Stored records:
+++++

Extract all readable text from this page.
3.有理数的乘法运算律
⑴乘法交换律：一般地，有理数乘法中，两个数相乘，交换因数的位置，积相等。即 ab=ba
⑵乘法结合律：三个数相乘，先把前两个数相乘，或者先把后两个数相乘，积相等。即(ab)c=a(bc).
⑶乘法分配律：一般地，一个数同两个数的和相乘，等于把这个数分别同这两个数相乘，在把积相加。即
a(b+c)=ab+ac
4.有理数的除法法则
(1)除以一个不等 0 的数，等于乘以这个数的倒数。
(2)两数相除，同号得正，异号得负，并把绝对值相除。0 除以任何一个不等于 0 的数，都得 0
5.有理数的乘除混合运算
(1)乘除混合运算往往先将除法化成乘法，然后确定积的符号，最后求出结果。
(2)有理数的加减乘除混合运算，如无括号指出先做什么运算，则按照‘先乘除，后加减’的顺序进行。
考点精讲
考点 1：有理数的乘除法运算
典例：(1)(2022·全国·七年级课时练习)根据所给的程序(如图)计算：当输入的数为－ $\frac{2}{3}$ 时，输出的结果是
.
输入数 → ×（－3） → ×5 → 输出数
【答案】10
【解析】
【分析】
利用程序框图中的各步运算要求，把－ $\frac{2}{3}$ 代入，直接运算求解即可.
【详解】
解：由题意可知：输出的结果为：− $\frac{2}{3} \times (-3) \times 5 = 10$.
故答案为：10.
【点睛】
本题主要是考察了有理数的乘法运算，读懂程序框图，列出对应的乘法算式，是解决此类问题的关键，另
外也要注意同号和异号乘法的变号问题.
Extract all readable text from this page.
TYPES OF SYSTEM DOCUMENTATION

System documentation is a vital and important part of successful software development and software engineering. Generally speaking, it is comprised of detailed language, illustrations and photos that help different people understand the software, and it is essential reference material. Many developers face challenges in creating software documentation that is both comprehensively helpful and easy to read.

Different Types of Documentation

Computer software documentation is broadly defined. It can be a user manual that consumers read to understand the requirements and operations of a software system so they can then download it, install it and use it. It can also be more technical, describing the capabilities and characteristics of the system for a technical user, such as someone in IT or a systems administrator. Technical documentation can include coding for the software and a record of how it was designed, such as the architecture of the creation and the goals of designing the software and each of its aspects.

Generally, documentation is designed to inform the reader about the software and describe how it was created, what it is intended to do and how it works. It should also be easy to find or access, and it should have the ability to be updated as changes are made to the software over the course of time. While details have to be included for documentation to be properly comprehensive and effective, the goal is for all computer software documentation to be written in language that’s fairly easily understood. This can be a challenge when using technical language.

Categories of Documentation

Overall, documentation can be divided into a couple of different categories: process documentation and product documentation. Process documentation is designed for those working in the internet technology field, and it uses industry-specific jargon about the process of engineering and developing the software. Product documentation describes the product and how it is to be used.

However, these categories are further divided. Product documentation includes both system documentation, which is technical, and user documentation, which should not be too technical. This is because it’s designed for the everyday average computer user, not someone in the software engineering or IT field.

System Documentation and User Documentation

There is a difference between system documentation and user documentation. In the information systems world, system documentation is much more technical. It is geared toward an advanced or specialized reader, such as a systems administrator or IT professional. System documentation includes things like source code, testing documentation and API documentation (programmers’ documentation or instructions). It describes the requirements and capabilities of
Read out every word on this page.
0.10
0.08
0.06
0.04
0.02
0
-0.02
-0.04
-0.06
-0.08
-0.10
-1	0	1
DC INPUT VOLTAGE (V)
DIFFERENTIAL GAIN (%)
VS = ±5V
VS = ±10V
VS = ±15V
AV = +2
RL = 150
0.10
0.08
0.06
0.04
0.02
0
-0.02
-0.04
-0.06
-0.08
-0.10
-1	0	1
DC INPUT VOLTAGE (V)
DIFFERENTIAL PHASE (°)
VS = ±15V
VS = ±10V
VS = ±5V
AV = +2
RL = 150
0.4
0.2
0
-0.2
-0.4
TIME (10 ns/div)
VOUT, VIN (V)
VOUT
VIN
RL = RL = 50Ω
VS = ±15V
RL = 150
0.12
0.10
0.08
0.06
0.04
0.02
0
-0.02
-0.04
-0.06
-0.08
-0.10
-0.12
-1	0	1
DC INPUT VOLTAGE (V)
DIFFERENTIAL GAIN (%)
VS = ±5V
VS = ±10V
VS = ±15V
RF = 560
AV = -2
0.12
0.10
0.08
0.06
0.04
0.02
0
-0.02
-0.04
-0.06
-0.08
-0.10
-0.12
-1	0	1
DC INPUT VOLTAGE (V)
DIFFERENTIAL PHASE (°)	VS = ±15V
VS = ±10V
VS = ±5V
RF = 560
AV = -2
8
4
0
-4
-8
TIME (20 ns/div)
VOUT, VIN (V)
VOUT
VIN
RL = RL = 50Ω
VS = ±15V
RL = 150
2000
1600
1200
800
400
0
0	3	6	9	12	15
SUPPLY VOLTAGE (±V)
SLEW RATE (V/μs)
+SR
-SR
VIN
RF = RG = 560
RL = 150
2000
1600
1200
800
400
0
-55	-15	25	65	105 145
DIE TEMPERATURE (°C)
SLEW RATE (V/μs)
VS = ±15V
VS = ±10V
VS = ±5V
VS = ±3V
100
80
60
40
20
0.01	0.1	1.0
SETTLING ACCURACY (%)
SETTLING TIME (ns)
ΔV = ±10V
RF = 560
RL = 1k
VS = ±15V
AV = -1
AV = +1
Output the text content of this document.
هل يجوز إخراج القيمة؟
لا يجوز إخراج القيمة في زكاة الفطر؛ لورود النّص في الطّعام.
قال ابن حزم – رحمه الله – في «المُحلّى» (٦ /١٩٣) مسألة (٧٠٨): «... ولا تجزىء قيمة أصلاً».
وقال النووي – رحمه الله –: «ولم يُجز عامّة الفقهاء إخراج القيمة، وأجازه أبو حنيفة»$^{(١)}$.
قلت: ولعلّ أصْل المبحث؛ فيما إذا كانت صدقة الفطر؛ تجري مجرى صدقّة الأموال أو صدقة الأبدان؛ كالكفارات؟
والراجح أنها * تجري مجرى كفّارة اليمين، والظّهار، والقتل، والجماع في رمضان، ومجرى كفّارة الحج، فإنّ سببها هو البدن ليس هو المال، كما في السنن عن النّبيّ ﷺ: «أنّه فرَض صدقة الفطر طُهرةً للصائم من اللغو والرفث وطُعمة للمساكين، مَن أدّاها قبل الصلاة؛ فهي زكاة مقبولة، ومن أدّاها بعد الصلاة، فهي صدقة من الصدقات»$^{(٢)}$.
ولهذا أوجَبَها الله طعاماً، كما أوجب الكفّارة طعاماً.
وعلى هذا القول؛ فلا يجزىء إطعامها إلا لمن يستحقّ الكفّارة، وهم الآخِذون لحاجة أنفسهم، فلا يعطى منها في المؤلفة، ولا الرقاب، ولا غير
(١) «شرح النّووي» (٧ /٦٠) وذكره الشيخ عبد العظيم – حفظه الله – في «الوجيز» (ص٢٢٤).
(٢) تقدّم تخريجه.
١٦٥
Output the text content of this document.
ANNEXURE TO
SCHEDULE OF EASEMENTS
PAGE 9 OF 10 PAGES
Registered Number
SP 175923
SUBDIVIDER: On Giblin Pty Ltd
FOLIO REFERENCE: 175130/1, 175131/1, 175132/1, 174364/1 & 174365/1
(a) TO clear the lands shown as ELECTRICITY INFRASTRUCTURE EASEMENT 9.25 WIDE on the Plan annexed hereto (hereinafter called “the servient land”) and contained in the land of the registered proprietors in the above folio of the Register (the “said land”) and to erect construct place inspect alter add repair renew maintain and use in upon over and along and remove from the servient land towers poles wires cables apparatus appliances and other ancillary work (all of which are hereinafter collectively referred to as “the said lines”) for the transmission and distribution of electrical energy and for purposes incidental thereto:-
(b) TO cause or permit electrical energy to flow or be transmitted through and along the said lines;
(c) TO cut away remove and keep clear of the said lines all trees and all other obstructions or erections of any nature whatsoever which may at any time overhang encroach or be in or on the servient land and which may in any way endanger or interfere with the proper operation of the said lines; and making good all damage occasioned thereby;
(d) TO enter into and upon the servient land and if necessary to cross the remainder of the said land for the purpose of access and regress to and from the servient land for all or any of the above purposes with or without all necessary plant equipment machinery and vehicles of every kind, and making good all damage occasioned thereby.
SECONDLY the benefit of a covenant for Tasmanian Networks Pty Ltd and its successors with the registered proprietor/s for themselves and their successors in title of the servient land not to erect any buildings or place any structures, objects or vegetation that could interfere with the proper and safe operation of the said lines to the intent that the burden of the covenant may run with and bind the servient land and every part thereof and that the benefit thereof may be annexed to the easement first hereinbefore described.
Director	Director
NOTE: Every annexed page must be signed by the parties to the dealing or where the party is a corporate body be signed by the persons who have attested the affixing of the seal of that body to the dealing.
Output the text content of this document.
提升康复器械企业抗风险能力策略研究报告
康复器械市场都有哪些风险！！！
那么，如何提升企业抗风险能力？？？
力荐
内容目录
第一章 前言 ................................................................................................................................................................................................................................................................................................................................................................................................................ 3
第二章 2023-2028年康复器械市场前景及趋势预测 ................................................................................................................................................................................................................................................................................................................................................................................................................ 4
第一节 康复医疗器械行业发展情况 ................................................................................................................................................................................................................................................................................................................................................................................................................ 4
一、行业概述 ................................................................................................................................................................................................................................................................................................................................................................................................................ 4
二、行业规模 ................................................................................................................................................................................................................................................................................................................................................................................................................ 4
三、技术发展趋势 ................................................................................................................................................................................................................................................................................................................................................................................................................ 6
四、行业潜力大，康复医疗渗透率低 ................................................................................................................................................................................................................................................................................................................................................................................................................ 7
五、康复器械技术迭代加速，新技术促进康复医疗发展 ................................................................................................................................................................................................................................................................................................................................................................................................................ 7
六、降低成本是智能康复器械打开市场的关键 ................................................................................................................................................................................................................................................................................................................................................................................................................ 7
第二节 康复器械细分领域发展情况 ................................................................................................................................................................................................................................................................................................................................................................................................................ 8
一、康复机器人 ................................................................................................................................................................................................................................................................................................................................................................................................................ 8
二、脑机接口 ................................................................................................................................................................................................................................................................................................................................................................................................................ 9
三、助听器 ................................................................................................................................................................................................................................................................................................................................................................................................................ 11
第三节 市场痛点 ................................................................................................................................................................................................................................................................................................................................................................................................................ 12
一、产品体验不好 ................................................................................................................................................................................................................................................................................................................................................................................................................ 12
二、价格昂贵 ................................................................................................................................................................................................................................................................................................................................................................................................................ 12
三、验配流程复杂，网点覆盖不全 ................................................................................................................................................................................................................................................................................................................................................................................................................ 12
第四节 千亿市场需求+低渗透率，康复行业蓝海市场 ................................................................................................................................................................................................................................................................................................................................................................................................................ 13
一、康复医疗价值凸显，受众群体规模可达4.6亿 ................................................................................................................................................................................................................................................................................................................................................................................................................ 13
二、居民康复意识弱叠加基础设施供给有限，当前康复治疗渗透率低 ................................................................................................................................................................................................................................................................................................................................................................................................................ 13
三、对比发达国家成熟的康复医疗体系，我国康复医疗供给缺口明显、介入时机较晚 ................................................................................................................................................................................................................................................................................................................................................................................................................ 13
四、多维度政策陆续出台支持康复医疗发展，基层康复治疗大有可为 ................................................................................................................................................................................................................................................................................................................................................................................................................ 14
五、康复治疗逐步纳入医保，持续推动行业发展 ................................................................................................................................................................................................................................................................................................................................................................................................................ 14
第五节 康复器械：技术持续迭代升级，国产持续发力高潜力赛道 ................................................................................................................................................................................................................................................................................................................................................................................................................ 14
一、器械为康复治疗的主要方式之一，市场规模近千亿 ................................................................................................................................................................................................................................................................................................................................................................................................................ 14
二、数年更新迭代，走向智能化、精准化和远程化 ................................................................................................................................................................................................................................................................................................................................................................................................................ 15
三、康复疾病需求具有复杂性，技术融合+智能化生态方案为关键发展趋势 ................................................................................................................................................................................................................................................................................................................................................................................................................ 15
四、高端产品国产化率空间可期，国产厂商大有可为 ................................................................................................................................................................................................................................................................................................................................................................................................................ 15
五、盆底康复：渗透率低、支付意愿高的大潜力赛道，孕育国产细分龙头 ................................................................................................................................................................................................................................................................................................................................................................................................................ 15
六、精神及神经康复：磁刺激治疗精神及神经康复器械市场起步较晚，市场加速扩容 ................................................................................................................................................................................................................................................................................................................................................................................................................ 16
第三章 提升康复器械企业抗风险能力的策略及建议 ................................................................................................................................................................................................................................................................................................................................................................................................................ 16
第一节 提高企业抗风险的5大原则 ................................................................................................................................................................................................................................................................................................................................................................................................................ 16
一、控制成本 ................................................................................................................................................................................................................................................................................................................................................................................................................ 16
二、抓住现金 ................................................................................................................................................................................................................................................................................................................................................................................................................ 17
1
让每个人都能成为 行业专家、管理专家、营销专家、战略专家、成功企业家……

+++++

● **TASK PROMPT**:
Find the lines containing "occasioned" and pull them out.

● **RESULT BELOW**:
(c) TO cut away remove and keep clear of the said lines all trees and all other obstructions or erections of any nature whatsoever which may at any time overhang encroach or be in or on the servient land and which may in any way endanger or interfere with the proper operation of the said lines; and making good all damage occasioned thereby;
(d) TO enter into and upon the servient land and if necessary to cross the remainder of the said land for the purpose of access and regress to and from the servient land for all or any of the above purposes with or without all necessary plant equipment machinery and vehicles of every kind, and making good all damage occasioned thereby.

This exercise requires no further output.